---------- Records for this exercise

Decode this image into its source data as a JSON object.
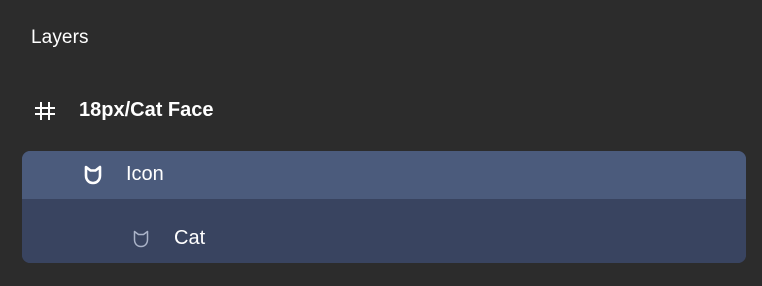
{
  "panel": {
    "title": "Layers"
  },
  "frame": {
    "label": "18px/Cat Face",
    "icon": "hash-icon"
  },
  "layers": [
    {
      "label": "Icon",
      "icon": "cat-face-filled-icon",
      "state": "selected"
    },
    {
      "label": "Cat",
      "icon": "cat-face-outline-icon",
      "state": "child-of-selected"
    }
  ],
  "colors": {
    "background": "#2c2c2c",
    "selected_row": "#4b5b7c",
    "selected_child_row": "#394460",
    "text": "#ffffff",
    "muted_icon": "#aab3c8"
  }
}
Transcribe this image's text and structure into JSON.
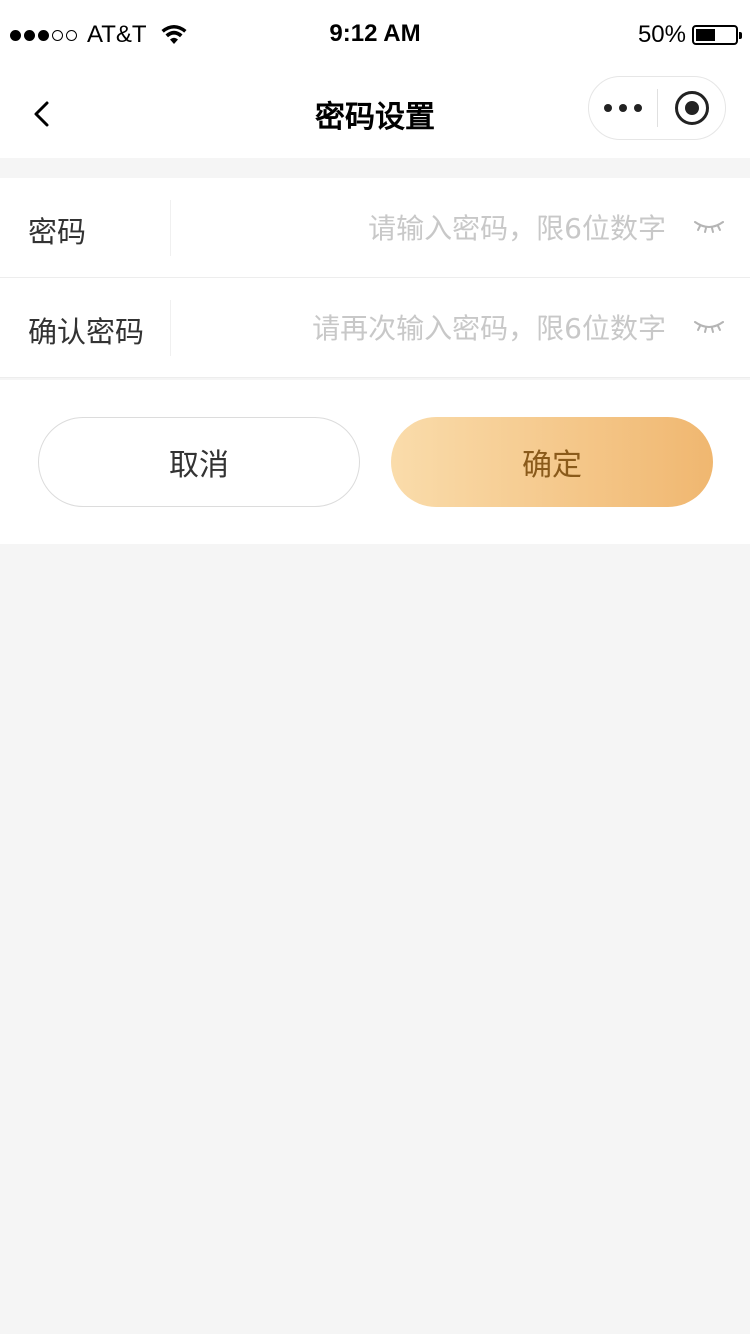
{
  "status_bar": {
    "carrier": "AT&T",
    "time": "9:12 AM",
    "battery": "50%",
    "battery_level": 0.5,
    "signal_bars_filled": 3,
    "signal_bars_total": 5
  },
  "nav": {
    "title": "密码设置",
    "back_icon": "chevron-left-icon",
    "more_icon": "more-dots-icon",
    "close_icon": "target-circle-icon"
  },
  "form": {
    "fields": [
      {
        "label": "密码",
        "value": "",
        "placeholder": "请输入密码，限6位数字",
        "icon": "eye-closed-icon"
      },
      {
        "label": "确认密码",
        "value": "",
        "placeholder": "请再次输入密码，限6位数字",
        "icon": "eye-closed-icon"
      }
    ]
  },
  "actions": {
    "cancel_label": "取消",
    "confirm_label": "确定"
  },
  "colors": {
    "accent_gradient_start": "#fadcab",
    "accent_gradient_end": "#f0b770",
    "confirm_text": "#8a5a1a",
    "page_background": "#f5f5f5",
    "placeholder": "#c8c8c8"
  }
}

--------------------

-- Stated goal --
Copy all the data exactly as written, but skip any picture.

-- Exercise answer --
Decode this image into its source data as a JSON object.
{
  "panel": {
    "title": "Layers"
  },
  "frame": {
    "label": "18px/Cat Face",
    "icon": "hash-icon"
  },
  "layers": [
    {
      "label": "Icon",
      "icon": "cat-face-filled-icon",
      "state": "selected"
    },
    {
      "label": "Cat",
      "icon": "cat-face-outline-icon",
      "state": "child-of-selected"
    }
  ],
  "colors": {
    "background": "#2c2c2c",
    "selected_row": "#4b5b7c",
    "selected_child_row": "#394460",
    "text": "#ffffff",
    "muted_icon": "#aab3c8"
  }
}
Transcribe this image's text and structure into JSON.
{
  "status_bar": {
    "carrier": "AT&T",
    "time": "9:12 AM",
    "battery": "50%",
    "battery_level": 0.5,
    "signal_bars_filled": 3,
    "signal_bars_total": 5
  },
  "nav": {
    "title": "密码设置",
    "back_icon": "chevron-left-icon",
    "more_icon": "more-dots-icon",
    "close_icon": "target-circle-icon"
  },
  "form": {
    "fields": [
      {
        "label": "密码",
        "value": "",
        "placeholder": "请输入密码，限6位数字",
        "icon": "eye-closed-icon"
      },
      {
        "label": "确认密码",
        "value": "",
        "placeholder": "请再次输入密码，限6位数字",
        "icon": "eye-closed-icon"
      }
    ]
  },
  "actions": {
    "cancel_label": "取消",
    "confirm_label": "确定"
  },
  "colors": {
    "accent_gradient_start": "#fadcab",
    "accent_gradient_end": "#f0b770",
    "confirm_text": "#8a5a1a",
    "page_background": "#f5f5f5",
    "placeholder": "#c8c8c8"
  }
}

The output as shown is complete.